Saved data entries
++++
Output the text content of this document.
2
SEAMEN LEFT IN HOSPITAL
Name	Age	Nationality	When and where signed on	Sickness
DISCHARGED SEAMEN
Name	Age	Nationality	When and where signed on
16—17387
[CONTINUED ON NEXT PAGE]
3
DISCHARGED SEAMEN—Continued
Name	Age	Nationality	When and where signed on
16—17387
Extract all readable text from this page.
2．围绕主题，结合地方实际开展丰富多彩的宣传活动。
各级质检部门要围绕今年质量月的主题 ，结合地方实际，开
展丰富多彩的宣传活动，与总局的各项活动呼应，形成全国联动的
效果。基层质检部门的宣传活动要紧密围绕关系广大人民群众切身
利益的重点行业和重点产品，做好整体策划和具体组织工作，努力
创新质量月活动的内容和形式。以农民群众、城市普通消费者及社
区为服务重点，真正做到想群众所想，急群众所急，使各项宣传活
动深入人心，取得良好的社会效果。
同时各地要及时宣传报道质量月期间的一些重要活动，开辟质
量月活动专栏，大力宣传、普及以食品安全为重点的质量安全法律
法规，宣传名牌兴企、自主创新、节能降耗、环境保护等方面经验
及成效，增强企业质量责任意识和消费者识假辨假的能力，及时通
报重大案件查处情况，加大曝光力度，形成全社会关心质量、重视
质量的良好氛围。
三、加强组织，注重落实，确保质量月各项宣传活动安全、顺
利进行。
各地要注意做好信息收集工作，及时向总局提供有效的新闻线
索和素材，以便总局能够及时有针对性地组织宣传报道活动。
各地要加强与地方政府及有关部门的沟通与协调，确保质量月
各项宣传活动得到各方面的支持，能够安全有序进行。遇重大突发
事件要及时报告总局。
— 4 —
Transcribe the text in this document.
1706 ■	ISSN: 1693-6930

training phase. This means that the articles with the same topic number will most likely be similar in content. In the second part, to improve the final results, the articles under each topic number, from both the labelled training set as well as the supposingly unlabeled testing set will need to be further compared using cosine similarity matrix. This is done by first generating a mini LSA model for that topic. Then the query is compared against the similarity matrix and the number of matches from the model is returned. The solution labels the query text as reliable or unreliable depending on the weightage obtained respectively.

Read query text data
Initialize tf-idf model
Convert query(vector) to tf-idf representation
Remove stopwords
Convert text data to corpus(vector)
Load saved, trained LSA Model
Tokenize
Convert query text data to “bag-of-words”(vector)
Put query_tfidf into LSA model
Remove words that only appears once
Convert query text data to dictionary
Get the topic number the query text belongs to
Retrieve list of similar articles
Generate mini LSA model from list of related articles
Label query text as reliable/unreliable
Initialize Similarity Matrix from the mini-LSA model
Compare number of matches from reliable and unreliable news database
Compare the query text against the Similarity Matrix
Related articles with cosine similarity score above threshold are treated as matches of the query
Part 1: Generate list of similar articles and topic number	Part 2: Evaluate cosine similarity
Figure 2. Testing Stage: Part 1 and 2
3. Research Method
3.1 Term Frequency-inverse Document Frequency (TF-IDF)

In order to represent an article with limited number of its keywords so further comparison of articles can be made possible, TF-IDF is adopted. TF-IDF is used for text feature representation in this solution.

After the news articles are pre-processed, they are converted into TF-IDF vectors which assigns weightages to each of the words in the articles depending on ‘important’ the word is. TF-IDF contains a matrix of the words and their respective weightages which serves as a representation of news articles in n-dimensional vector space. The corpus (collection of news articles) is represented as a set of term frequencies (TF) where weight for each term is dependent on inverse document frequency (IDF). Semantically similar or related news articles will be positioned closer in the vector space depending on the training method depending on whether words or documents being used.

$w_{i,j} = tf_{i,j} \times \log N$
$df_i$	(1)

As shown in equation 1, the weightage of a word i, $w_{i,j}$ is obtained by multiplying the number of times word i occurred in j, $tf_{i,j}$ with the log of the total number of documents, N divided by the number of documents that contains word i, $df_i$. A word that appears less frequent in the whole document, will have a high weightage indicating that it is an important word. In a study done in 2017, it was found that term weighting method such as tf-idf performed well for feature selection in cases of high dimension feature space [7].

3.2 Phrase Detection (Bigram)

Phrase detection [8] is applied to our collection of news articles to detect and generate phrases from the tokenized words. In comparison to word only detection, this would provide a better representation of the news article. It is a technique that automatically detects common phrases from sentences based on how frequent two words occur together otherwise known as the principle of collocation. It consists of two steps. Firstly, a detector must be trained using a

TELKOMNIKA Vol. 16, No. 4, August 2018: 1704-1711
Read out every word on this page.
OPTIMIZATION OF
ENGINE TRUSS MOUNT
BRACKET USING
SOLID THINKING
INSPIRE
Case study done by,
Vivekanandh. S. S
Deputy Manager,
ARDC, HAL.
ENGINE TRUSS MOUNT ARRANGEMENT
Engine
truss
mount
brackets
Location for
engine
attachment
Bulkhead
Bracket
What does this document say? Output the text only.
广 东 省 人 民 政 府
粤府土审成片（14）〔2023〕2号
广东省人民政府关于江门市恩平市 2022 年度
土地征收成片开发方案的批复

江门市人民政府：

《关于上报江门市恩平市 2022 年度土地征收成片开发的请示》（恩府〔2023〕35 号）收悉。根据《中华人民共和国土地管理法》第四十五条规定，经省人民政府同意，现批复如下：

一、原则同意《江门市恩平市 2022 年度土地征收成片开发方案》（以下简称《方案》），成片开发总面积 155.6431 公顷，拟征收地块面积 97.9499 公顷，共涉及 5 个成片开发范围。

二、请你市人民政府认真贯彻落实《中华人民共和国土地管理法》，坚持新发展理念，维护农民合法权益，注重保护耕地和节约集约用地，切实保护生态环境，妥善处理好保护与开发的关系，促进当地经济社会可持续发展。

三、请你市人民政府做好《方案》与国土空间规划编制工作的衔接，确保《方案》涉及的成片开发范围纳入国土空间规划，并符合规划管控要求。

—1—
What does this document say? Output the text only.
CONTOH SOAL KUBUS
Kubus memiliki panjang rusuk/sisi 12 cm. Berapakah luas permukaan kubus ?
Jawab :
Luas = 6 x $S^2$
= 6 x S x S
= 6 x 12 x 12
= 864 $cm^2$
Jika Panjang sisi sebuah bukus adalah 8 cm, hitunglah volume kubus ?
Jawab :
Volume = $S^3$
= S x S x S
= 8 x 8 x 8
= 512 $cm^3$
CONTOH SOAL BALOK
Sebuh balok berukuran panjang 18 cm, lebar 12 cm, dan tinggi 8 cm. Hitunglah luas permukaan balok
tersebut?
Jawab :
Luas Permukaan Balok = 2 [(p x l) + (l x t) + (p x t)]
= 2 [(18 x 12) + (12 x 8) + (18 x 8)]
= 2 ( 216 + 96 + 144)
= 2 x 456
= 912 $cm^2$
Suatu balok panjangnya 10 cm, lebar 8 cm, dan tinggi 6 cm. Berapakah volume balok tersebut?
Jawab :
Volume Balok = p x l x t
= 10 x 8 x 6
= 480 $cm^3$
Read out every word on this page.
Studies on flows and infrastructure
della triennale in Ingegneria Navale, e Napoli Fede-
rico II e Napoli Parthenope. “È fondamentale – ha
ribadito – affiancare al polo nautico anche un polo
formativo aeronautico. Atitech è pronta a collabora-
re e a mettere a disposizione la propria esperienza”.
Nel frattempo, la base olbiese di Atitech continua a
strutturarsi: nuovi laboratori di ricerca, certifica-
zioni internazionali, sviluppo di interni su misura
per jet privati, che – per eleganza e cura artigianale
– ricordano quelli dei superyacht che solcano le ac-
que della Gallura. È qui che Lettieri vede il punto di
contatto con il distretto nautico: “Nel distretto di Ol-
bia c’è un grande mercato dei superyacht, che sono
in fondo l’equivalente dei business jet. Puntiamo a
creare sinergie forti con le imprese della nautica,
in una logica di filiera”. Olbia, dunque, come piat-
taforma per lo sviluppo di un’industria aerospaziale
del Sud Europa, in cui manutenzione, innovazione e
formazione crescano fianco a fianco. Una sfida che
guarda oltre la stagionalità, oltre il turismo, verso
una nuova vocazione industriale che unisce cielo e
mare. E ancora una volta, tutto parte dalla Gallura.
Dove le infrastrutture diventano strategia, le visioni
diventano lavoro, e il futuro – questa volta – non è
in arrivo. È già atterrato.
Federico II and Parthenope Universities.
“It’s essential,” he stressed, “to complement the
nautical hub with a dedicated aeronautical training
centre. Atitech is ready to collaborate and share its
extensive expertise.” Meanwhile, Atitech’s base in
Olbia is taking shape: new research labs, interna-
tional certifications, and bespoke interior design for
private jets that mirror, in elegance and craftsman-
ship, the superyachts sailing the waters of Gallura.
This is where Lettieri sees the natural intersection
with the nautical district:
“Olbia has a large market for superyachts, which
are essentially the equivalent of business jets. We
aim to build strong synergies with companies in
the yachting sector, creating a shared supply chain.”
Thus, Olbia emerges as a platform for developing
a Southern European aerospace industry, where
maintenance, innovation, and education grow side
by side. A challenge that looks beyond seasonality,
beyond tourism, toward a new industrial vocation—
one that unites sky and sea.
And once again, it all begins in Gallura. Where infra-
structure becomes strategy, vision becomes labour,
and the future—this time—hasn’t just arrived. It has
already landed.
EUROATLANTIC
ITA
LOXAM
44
++++
## Your goal
Show each line of the data that contains the string "SOAL".

## Response to this exercise
CONTOH SOAL KUBUS
CONTOH SOAL BALOK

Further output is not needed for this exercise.